(Short exercise 1):
Repeat the lines in the listing from the one containing "watermark: www.leafbike.com xyxy=(466,414,639,436)" through the one containing "lcd-top-digit: 5 xyxy=(517,62,528,83)", both included, and nothing else.

The 2011 Championship League was a professional non-ranking snooker tournament that was played from 3 January to 24 March 2011 at the Crondon Park Golf Club in Stock, England.

Matthew Stevens won in the final 3–1 against Shaun Murphy and earned a place in the 2011 Premier League Snooker.

Prize fund
The breakdown of prize money for this year is shown below: 

Group 1–7
Winner: £3,000
Runner-up: £2,000
Semi-final: £1,000
Frame-win (league stage): £100
Frame-win (play-offs): £300
Highest break: £500
Winners group
Winner: £10,000
Runner-up: £5,000
Semi-final: £3,000
Frame-win: £300
Highest break: £1,000

Tournament total: £189,400

Group one
Group one matches were played on 3 and 4 January 2011. Mark Selby was the first player to qualify for the winners group.

Matches

John Higgins 3–0 Mark Williams
Shaun Murphy 0–3 Mark Selby
Ali Carter 3–2 Stephen Maguire
Graeme Dott 2–3 John Higgins
Mark Williams 2–3 Shaun Murphy
Mark Selby 1–3 Ali Carter
Stephen Maguire 3–1 Graeme Dott
John Higgins 1–3 Shaun Murphy
Mark Williams 3–1 Mark Selby
Ali Carter 3–0 Graeme Dott
Shaun Murphy 2–3 Graeme Dott
Stephen Maguire 2–3 Mark Selby
John Higgins 3–1 Stephen Maguire
Mark Williams 3–0 Ali Carter
Mark Selby 3–1 Graeme Dott
Shaun Murphy 3–0 Stephen Maguire
Mark Williams 3–0 Graeme Dott
John Higgins 3–1 Ali Carter
Shaun Murphy 1–3 Ali Carter
Mark Williams 3–1 Stephen Maguire
John Higgins 3–2 Mark Selby

Table

Play-offs

Group two
Group two matches were played on 5 and 6 January 2011. Mark Williams was the second player to qualify for the winners group.

(Short exercise 2):
Reproduce the 2011 Championship League text word for word from "The 2011 Championship" through "Premier League Snooker.".

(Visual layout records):
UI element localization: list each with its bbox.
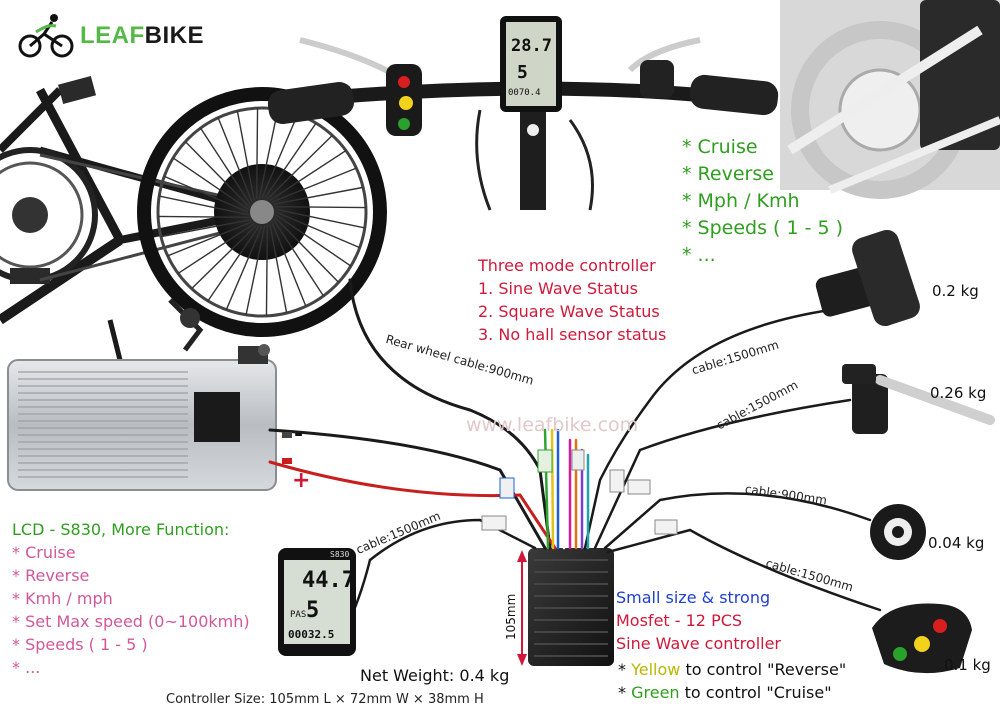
watermark: www.leafbike.com xyxy=(466,414,639,436)
controller-description: Small size & strong Mosfet - 12 PCS Sine… xyxy=(616,586,781,655)
features-list: * Cruise * Reverse * Mph / Kmh * Speeds … xyxy=(682,134,843,269)
switch-note-green: * Green to control "Cruise" xyxy=(618,681,846,704)
battery xyxy=(7,344,277,491)
controller-size: Controller Size: 105mm L × 72mm W × 38mm… xyxy=(166,692,484,707)
controller-desc-line: Small size & strong xyxy=(616,588,771,607)
dimension-arrow xyxy=(517,550,527,666)
rear-wheel xyxy=(137,87,387,337)
lcd-features-title: LCD - S830, More Function: xyxy=(12,520,230,539)
controller-box xyxy=(528,548,614,666)
list-item: * ... xyxy=(12,658,41,677)
list-item: * Set Max speed (0~100kmh) xyxy=(12,612,250,631)
list-item: * Kmh / mph xyxy=(12,589,113,608)
list-item: 3. No hall sensor status xyxy=(478,325,667,344)
yellow-word: Yellow xyxy=(631,660,681,679)
cyclist-icon xyxy=(16,12,76,58)
lcd-features: LCD - S830, More Function: * Cruise * Re… xyxy=(12,518,250,679)
net-weight: Net Weight: 0.4 kg xyxy=(360,666,510,685)
lcd-top-digit: 5 xyxy=(517,62,528,83)
list-item: * Reverse xyxy=(12,566,90,585)
function-switch xyxy=(872,603,972,674)
battery-minus-label: - xyxy=(294,422,304,447)
dimension-label: 105mm xyxy=(504,593,518,640)
green-word: Green xyxy=(631,683,680,702)
controller-desc-line: Sine Wave controller xyxy=(616,634,781,653)
note-prefix: * xyxy=(618,660,632,679)
lcd-top-device xyxy=(500,16,562,112)
throttle-weight: 0.2 kg xyxy=(932,282,979,300)
battery-plus-label: + xyxy=(292,468,311,493)
list-item: * Reverse xyxy=(682,163,774,185)
list-item: 2. Square Wave Status xyxy=(478,302,660,321)
handlebar-switch-top xyxy=(386,64,422,136)
switch-weight: 0.1 kg xyxy=(944,656,991,674)
brand-name: LEAFBIKE xyxy=(80,22,204,49)
throttle xyxy=(815,229,920,327)
list-item: * Speeds ( 1 - 5 ) xyxy=(12,635,148,654)
switch-note-yellow: * Yellow to control "Reverse" xyxy=(618,658,846,681)
note-rest: to control "Reverse" xyxy=(680,660,847,679)
connectors xyxy=(282,432,678,535)
switch-notes: * Yellow to control "Reverse" * Green to… xyxy=(618,658,846,704)
brand-name-part: LEAF xyxy=(80,22,145,49)
list-item: * ... xyxy=(682,244,716,266)
brake-weight: 0.26 kg xyxy=(930,384,987,402)
brand-name-part: BIKE xyxy=(144,22,205,49)
controller-modes-title: Three mode controller xyxy=(478,256,656,275)
lcd-speed: 44.7 xyxy=(302,568,355,593)
list-item: * Speeds ( 1 - 5 ) xyxy=(682,217,844,239)
list-item: * Mph / Kmh xyxy=(682,190,800,212)
lcd-odo: 00032.5 xyxy=(288,628,335,641)
pas-sensor xyxy=(870,504,926,560)
controller-desc-line: Mosfet - 12 PCS xyxy=(616,611,743,630)
brand-logo[interactable]: LEAFBIKE xyxy=(80,22,204,50)
list-item: * Cruise xyxy=(12,543,76,562)
lcd-digit: 5 xyxy=(306,598,320,623)
front-hub-photo xyxy=(780,0,1000,199)
list-item: * Cruise xyxy=(682,136,758,158)
note-rest: to control "Cruise" xyxy=(679,683,832,702)
lcd-s830-device xyxy=(278,548,356,656)
lcd-top-speed: 28.7 xyxy=(511,36,552,56)
lcd-top-odo: 0070.4 xyxy=(508,88,541,98)
lcd-brand: S830 xyxy=(330,550,350,559)
list-item: 1. Sine Wave Status xyxy=(478,279,639,298)
controller-modes: Three mode controller 1. Sine Wave Statu… xyxy=(478,254,666,346)
note-prefix: * xyxy=(618,683,632,702)
pas-weight: 0.04 kg xyxy=(928,534,985,552)
brake-lever xyxy=(842,364,995,434)
lcd-pas-label: PAS xyxy=(290,610,307,620)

(Answer 1):
watermark: www.leafbike.com xyxy=(466,414,639,436)
controller-description: Small size & strong Mosfet - 12 PCS Sine… xyxy=(616,586,781,655)
features-list: * Cruise * Reverse * Mph / Kmh * Speeds … xyxy=(682,134,843,269)
switch-note-green: * Green to control "Cruise" xyxy=(618,681,846,704)
battery xyxy=(7,344,277,491)
controller-size: Controller Size: 105mm L × 72mm W × 38mm… xyxy=(166,692,484,707)
controller-desc-line: Small size & strong xyxy=(616,588,771,607)
dimension-arrow xyxy=(517,550,527,666)
rear-wheel xyxy=(137,87,387,337)
lcd-features-title: LCD - S830, More Function: xyxy=(12,520,230,539)
controller-box xyxy=(528,548,614,666)
list-item: * ... xyxy=(12,658,41,677)
list-item: * Set Max speed (0~100kmh) xyxy=(12,612,250,631)
list-item: * Kmh / mph xyxy=(12,589,113,608)
list-item: 3. No hall sensor status xyxy=(478,325,667,344)
yellow-word: Yellow xyxy=(631,660,681,679)
cyclist-icon xyxy=(16,12,76,58)
lcd-features: LCD - S830, More Function: * Cruise * Re… xyxy=(12,518,250,679)
net-weight: Net Weight: 0.4 kg xyxy=(360,666,510,685)
lcd-top-digit: 5 xyxy=(517,62,528,83)

(Answer 2):
The 2011 Championship League was a professional non-ranking snooker tournament that was played from 3 January to 24 March 2011 at the Crondon Park Golf Club in Stock, England.

Matthew Stevens won in the final 3–1 against Shaun Murphy and earned a place in the 2011 Premier League Snooker.